Problem statement: Copy each line of the entries that contains the word "name".

(Stored dataset items)
-- start --

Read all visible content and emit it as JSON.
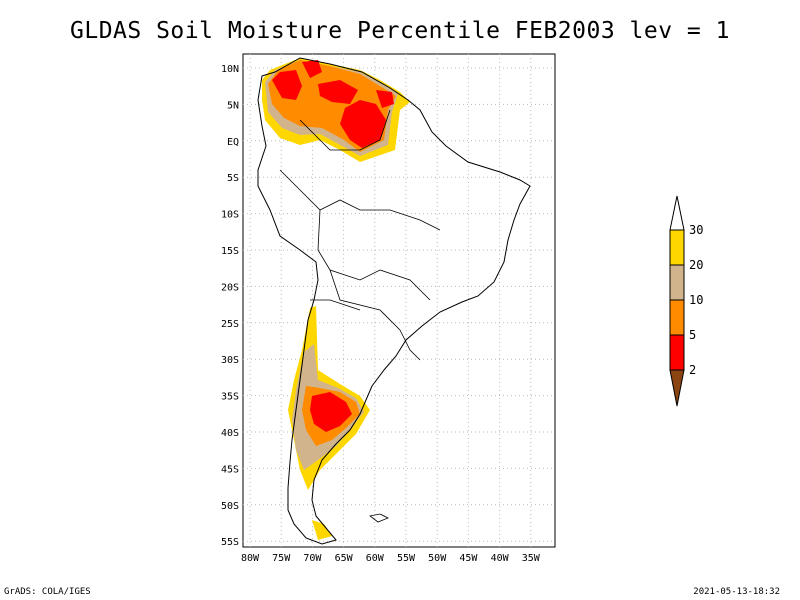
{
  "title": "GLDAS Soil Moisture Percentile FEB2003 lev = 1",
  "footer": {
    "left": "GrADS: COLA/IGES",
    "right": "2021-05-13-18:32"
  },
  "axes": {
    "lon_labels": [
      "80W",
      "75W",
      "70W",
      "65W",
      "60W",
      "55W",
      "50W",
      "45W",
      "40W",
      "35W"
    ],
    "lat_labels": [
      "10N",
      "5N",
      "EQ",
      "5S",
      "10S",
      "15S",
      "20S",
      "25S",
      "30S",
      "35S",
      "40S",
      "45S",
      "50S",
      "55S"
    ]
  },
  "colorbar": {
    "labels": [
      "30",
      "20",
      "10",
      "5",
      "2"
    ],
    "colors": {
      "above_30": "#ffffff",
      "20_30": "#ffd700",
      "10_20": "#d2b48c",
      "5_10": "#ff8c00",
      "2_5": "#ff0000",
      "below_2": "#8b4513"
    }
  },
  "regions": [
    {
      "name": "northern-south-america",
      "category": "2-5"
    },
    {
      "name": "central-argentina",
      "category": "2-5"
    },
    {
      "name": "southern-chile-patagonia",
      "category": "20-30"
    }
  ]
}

-- end --

Expected answer:
      "name": "northern-south-america",
      "name": "central-argentina",
      "name": "southern-chile-patagonia",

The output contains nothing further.